**Work to do:**
Extract and list every line that contains the word "Lift".

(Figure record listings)
::::::

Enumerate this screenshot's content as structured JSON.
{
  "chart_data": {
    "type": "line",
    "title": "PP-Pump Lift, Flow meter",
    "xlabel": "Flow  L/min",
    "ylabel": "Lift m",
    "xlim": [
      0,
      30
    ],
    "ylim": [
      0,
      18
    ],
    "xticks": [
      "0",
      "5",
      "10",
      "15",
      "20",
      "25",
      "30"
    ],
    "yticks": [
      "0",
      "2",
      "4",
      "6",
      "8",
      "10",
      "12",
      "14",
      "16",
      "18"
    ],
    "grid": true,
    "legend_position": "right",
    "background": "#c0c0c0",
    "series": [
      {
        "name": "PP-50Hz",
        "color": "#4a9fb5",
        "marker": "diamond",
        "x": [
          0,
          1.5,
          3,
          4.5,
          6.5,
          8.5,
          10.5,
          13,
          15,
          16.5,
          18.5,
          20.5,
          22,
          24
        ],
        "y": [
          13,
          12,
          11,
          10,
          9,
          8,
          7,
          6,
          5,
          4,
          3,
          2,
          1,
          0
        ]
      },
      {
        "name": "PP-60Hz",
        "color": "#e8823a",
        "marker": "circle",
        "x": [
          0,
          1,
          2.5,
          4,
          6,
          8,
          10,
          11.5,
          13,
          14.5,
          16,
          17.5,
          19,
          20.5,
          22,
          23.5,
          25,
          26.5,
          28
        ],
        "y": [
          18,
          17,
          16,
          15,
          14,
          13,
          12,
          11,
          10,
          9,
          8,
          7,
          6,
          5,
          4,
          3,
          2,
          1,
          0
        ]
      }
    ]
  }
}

::::::

**Final result:**
    "title": "PP-Pump Lift, Flow meter",
    "ylabel": "Lift m",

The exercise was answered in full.